▶ _WHAT YOU SHOULD DO_
Write the data out again exactly, with no pictures.
● ● ● ● ●
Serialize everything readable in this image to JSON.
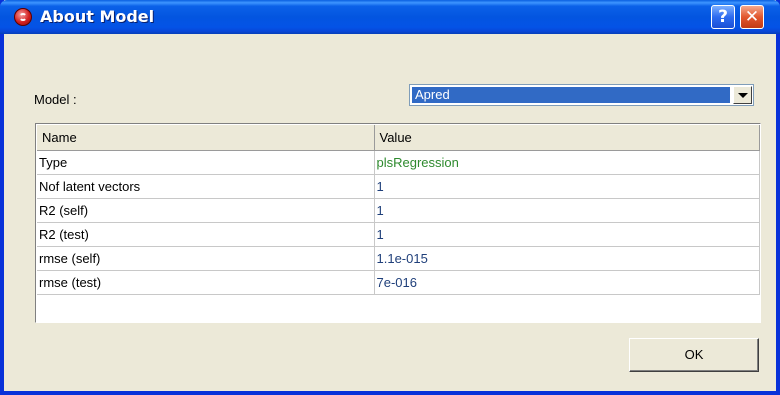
{
  "window": {
    "title": "About Model",
    "help_glyph": "?",
    "close_glyph": "✕",
    "app_icon": "app-logo-icon"
  },
  "model_selector": {
    "label": "Model :",
    "selected": "Apred"
  },
  "table": {
    "headers": [
      "Name",
      "Value"
    ],
    "rows": [
      {
        "name": "Type",
        "value": "plsRegression"
      },
      {
        "name": "Nof latent vectors",
        "value": "1"
      },
      {
        "name": "R2 (self)",
        "value": "1"
      },
      {
        "name": "R2 (test)",
        "value": "1"
      },
      {
        "name": "rmse (self)",
        "value": "1.1e-015"
      },
      {
        "name": "rmse (test)",
        "value": "7e-016"
      }
    ]
  },
  "buttons": {
    "ok_label": "OK"
  },
  "colors": {
    "titlebar": "#0355E0",
    "dialog_bg": "#ECE9D8",
    "selection": "#316AC5",
    "type_value": "#2e8a2e",
    "numeric_value": "#1f3f7a"
  }
}
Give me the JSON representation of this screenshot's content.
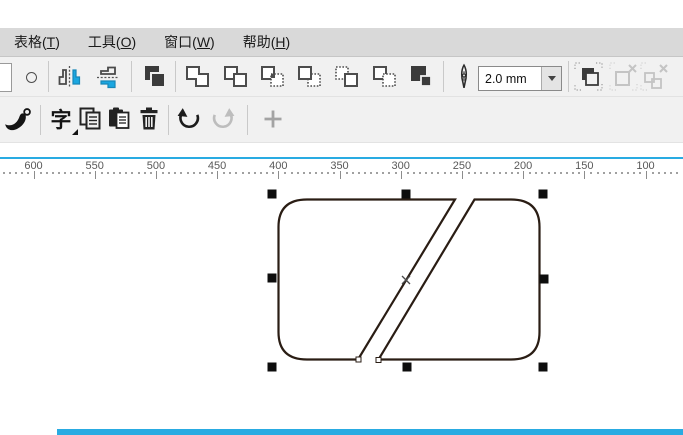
{
  "menu_bar": {
    "items": [
      {
        "pre": "表格(",
        "key": "T",
        "post": ")"
      },
      {
        "pre": "工具(",
        "key": "O",
        "post": ")"
      },
      {
        "pre": "窗口(",
        "key": "W",
        "post": ")"
      },
      {
        "pre": "帮助(",
        "key": "H",
        "post": ")"
      }
    ]
  },
  "toolbar_row1": {
    "outline_width": {
      "value": "2.0 mm"
    },
    "icon_names": [
      "color-swatch-partial",
      "ellipse-tool",
      "mirror-horizontal",
      "mirror-vertical",
      "combine",
      "weld",
      "trim",
      "intersect",
      "simplify",
      "front-minus-back",
      "back-minus-front",
      "create-boundary",
      "outline-pen",
      "outline-width-dropdown",
      "powerclip-frame",
      "ungroup",
      "ungroup-all"
    ]
  },
  "toolbar_row2": {
    "icon_names": [
      "artistic-media",
      "text-properties",
      "copy",
      "paste",
      "delete",
      "undo",
      "redo",
      "add"
    ]
  },
  "ruler": {
    "unit_labels": [
      600,
      550,
      500,
      450,
      400,
      350,
      300,
      250,
      200,
      150,
      100
    ]
  },
  "canvas": {
    "selection": {
      "handles": 8,
      "nodes": 2,
      "shape": "rounded rectangle split by diagonal slash"
    }
  },
  "colors": {
    "accent_blue": "#29abe2",
    "icon_blue": "#1aa6e0",
    "menu_bg": "#d9d9d9",
    "toolbar_bg": "#f1f1f1",
    "shape_stroke": "#2a1d14",
    "disabled_gray": "#c4c4c4",
    "ruler_text": "#595959"
  }
}
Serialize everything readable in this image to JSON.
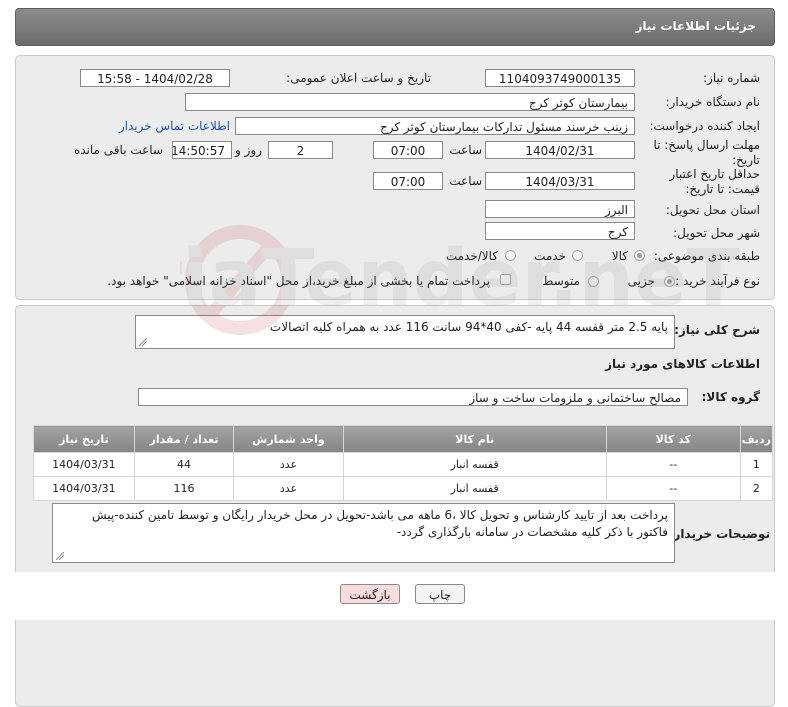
{
  "header": {
    "title": "جزئیات اطلاعات نیاز"
  },
  "form": {
    "need_number_label": "شماره نیاز:",
    "need_number": "1104093749000135",
    "announce_label": "تاریخ و ساعت اعلان عمومی:",
    "announce_value": "1404/02/28 - 15:58",
    "buyer_org_label": "نام دستگاه خریدار:",
    "buyer_org": "بیمارستان کوثر کرج",
    "requester_label": "ایجاد کننده درخواست:",
    "requester": "زینب خرسند مسئول تدارکات بیمارستان کوثر کرج",
    "buyer_contact_link": "اطلاعات تماس خریدار",
    "reply_deadline_label": "مهلت ارسال پاسخ: تا تاریخ:",
    "reply_date": "1404/02/31",
    "time_label": "ساعت",
    "reply_time": "07:00",
    "days_value": "2",
    "days_label": "روز و",
    "remaining_time": "14:50:57",
    "remaining_label": "ساعت باقی مانده",
    "price_validity_label": "حداقل تاریخ اعتبار قیمت: تا تاریخ:",
    "price_date": "1404/03/31",
    "price_time": "07:00",
    "province_label": "استان محل تحویل:",
    "province": "البرز",
    "city_label": "شهر محل تحویل:",
    "city": "کرج",
    "category_label": "طبقه بندی موضوعی:",
    "category_options": [
      "کالا",
      "خدمت",
      "کالا/خدمت"
    ],
    "category_selected": "کالا",
    "purchase_type_label": "نوع فرآیند خرید :",
    "purchase_options": [
      "جزیی",
      "متوسط"
    ],
    "purchase_selected": "جزیی",
    "treasury_note": "پرداخت تمام یا بخشی از مبلغ خرید،از محل \"اسناد خزانه اسلامی\" خواهد بود."
  },
  "description": {
    "label": "شرح کلی نیاز:",
    "text": "پایه 2.5 متر قفسه 44 پایه -کفی 40*94 سانت  116 عدد  به همراه کلیه اتصالات"
  },
  "goods_info": {
    "title": "اطلاعات کالاهای مورد نیاز",
    "group_label": "گروه کالا:",
    "group_value": "مصالح ساختمانی و ملزومات ساخت و ساز"
  },
  "table": {
    "headers": [
      "ردیف",
      "کد کالا",
      "نام کالا",
      "واحد شمارش",
      "تعداد / مقدار",
      "تاریخ نیاز"
    ],
    "rows": [
      {
        "row": "1",
        "code": "--",
        "name": "قفسه انبار",
        "unit": "عدد",
        "qty": "44",
        "date": "1404/03/31"
      },
      {
        "row": "2",
        "code": "--",
        "name": "قفسه انبار",
        "unit": "عدد",
        "qty": "116",
        "date": "1404/03/31"
      }
    ]
  },
  "buyer_notes": {
    "label": "توضیحات خریدار:",
    "text": "پرداخت بعد از تایید کارشناس و تحویل کالا ،6 ماهه می باشد-تحویل در محل خریدار رایگان و توسط تامین کننده-پیش فاکتور با ذکر کلیه مشخصات در سامانه بارگذاری گردد-"
  },
  "buttons": {
    "print": "چاپ",
    "back": "بازگشت"
  },
  "watermark": {
    "text": "AriaTender.neT"
  },
  "colors": {
    "link": "#1a55b8",
    "title_bar": "#7a7a7a",
    "back_button_bg": "#f6dcdc"
  }
}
● ● ● ● ●
▶ _RESULT OF THIS EXERCISE_
Serialize everything readable in this image to JSON.
{
  "window": {
    "title": "About Model",
    "help_glyph": "?",
    "close_glyph": "✕",
    "app_icon": "app-logo-icon"
  },
  "model_selector": {
    "label": "Model :",
    "selected": "Apred"
  },
  "table": {
    "headers": [
      "Name",
      "Value"
    ],
    "rows": [
      {
        "name": "Type",
        "value": "plsRegression"
      },
      {
        "name": "Nof latent vectors",
        "value": "1"
      },
      {
        "name": "R2 (self)",
        "value": "1"
      },
      {
        "name": "R2 (test)",
        "value": "1"
      },
      {
        "name": "rmse (self)",
        "value": "1.1e-015"
      },
      {
        "name": "rmse (test)",
        "value": "7e-016"
      }
    ]
  },
  "buttons": {
    "ok_label": "OK"
  },
  "colors": {
    "titlebar": "#0355E0",
    "dialog_bg": "#ECE9D8",
    "selection": "#316AC5",
    "type_value": "#2e8a2e",
    "numeric_value": "#1f3f7a"
  }
}
Give me the JSON representation of this screenshot's content.
{
  "menu_bar": {
    "items": [
      {
        "pre": "表格(",
        "key": "T",
        "post": ")"
      },
      {
        "pre": "工具(",
        "key": "O",
        "post": ")"
      },
      {
        "pre": "窗口(",
        "key": "W",
        "post": ")"
      },
      {
        "pre": "帮助(",
        "key": "H",
        "post": ")"
      }
    ]
  },
  "toolbar_row1": {
    "outline_width": {
      "value": "2.0 mm"
    },
    "icon_names": [
      "color-swatch-partial",
      "ellipse-tool",
      "mirror-horizontal",
      "mirror-vertical",
      "combine",
      "weld",
      "trim",
      "intersect",
      "simplify",
      "front-minus-back",
      "back-minus-front",
      "create-boundary",
      "outline-pen",
      "outline-width-dropdown",
      "powerclip-frame",
      "ungroup",
      "ungroup-all"
    ]
  },
  "toolbar_row2": {
    "icon_names": [
      "artistic-media",
      "text-properties",
      "copy",
      "paste",
      "delete",
      "undo",
      "redo",
      "add"
    ]
  },
  "ruler": {
    "unit_labels": [
      600,
      550,
      500,
      450,
      400,
      350,
      300,
      250,
      200,
      150,
      100
    ]
  },
  "canvas": {
    "selection": {
      "handles": 8,
      "nodes": 2,
      "shape": "rounded rectangle split by diagonal slash"
    }
  },
  "colors": {
    "accent_blue": "#29abe2",
    "icon_blue": "#1aa6e0",
    "menu_bg": "#d9d9d9",
    "toolbar_bg": "#f1f1f1",
    "shape_stroke": "#2a1d14",
    "disabled_gray": "#c4c4c4",
    "ruler_text": "#595959"
  }
}
Serialize everything readable in this image to JSON.
{
  "header": {
    "title": "جزئیات اطلاعات نیاز"
  },
  "form": {
    "need_number_label": "شماره نیاز:",
    "need_number": "1104093749000135",
    "announce_label": "تاریخ و ساعت اعلان عمومی:",
    "announce_value": "1404/02/28 - 15:58",
    "buyer_org_label": "نام دستگاه خریدار:",
    "buyer_org": "بیمارستان کوثر کرج",
    "requester_label": "ایجاد کننده درخواست:",
    "requester": "زینب خرسند مسئول تدارکات بیمارستان کوثر کرج",
    "buyer_contact_link": "اطلاعات تماس خریدار",
    "reply_deadline_label": "مهلت ارسال پاسخ: تا تاریخ:",
    "reply_date": "1404/02/31",
    "time_label": "ساعت",
    "reply_time": "07:00",
    "days_value": "2",
    "days_label": "روز و",
    "remaining_time": "14:50:57",
    "remaining_label": "ساعت باقی مانده",
    "price_validity_label": "حداقل تاریخ اعتبار قیمت: تا تاریخ:",
    "price_date": "1404/03/31",
    "price_time": "07:00",
    "province_label": "استان محل تحویل:",
    "province": "البرز",
    "city_label": "شهر محل تحویل:",
    "city": "کرج",
    "category_label": "طبقه بندی موضوعی:",
    "category_options": [
      "کالا",
      "خدمت",
      "کالا/خدمت"
    ],
    "category_selected": "کالا",
    "purchase_type_label": "نوع فرآیند خرید :",
    "purchase_options": [
      "جزیی",
      "متوسط"
    ],
    "purchase_selected": "جزیی",
    "treasury_note": "پرداخت تمام یا بخشی از مبلغ خرید،از محل \"اسناد خزانه اسلامی\" خواهد بود."
  },
  "description": {
    "label": "شرح کلی نیاز:",
    "text": "پایه 2.5 متر قفسه 44 پایه -کفی 40*94 سانت  116 عدد  به همراه کلیه اتصالات"
  },
  "goods_info": {
    "title": "اطلاعات کالاهای مورد نیاز",
    "group_label": "گروه کالا:",
    "group_value": "مصالح ساختمانی و ملزومات ساخت و ساز"
  },
  "table": {
    "headers": [
      "ردیف",
      "کد کالا",
      "نام کالا",
      "واحد شمارش",
      "تعداد / مقدار",
      "تاریخ نیاز"
    ],
    "rows": [
      {
        "row": "1",
        "code": "--",
        "name": "قفسه انبار",
        "unit": "عدد",
        "qty": "44",
        "date": "1404/03/31"
      },
      {
        "row": "2",
        "code": "--",
        "name": "قفسه انبار",
        "unit": "عدد",
        "qty": "116",
        "date": "1404/03/31"
      }
    ]
  },
  "buyer_notes": {
    "label": "توضیحات خریدار:",
    "text": "پرداخت بعد از تایید کارشناس و تحویل کالا ،6 ماهه می باشد-تحویل در محل خریدار رایگان و توسط تامین کننده-پیش فاکتور با ذکر کلیه مشخصات در سامانه بارگذاری گردد-"
  },
  "buttons": {
    "print": "چاپ",
    "back": "بازگشت"
  },
  "watermark": {
    "text": "AriaTender.neT"
  },
  "colors": {
    "link": "#1a55b8",
    "title_bar": "#7a7a7a",
    "back_button_bg": "#f6dcdc"
  }
}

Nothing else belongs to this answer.